═════ Supplied passage
Security Deposits in Alaska
In Alaska, the following statutory standards are applied to tenants with regards to security deposits:
- Standard Limit / Maximum Amount – Alaska only allows security deposits to be valued at up to twice the amount of standard rent. This does not include additional deposits made for pets. Also, rental units with a rent rate at over $2,000 may not be held to this standard.
- Maintaining Deposits and Interest – All security deposits must be maintained in a special bank account. While in their possession, these deposits cannot be used for anything but the purposes outlined in the lease agreement. Alaska does not indicate whether said deposits must incur interest, nor if that interest must be paid out.
- Time Limit for Return – If no deductions are necessary, landlords in Alaska have 14 days to mail the full value of their tenant’s deposit. However, if deductions are necessary, the remaining value of the deposit must be mailed within 30 days.
- Penalty if Not Returned on Time – Failure to return all or part of a security deposit may require a landlord to pay out double the value of the held deposit if the tenant legally pursues the issue.
══════════
═════ Recorded data
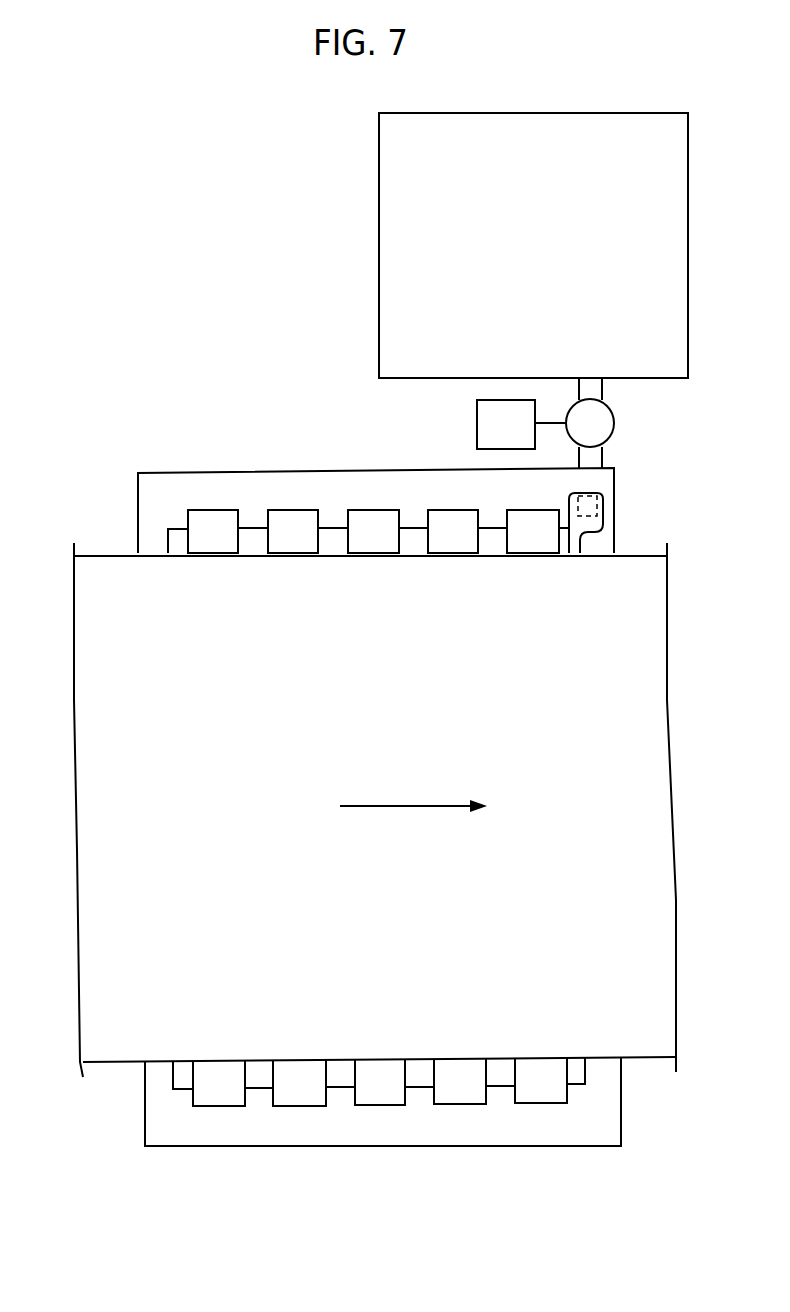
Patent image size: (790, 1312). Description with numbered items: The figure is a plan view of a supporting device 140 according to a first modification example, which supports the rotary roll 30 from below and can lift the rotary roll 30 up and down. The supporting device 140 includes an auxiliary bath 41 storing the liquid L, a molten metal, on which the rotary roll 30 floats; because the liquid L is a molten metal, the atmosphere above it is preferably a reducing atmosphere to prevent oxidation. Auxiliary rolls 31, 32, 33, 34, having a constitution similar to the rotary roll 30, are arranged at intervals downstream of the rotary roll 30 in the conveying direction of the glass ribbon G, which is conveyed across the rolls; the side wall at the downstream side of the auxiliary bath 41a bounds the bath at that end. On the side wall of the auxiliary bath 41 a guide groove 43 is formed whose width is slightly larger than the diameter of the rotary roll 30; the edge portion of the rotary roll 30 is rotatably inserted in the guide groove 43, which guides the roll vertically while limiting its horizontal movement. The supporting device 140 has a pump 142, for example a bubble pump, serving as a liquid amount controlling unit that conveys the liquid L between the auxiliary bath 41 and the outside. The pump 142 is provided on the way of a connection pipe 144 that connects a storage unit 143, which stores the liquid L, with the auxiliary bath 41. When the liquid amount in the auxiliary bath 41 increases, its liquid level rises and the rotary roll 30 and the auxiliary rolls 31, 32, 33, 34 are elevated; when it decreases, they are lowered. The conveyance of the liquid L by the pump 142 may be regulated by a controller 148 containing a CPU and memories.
══════════
*Objectives*
1 - In the passage on Alaska security deposits, write out everything from "Security Deposits in" down to "be paid out.".
2 - Rewrite the paragraph of the Alaska security deposit passage that begins "Time Limit for Return" in shorter form, keeping its main facts.

*Solutions*
1 -
Security Deposits in Alaska
In Alaska, the following statutory standards are applied to tenants with regards to security deposits:
- Standard Limit / Maximum Amount – Alaska only allows security deposits to be valued at up to twice the amount of standard rent. This does not include additional deposits made for pets. Also, rental units with a rent rate at over $2,000 may not be held to this standard.
- Maintaining Deposits and Interest – All security deposits must be maintained in a special bank account. While in their possession, these deposits cannot be used for anything but the purposes outlined in the lease agreement. Alaska does not indicate whether said deposits must incur interest, nor if that interest must be paid out.

2 - Time Limit for Return: Alaska landlords must mail the full deposit within 14 days if no deductions are needed. If deductions are made, they must mail the remaining amount within 30 days.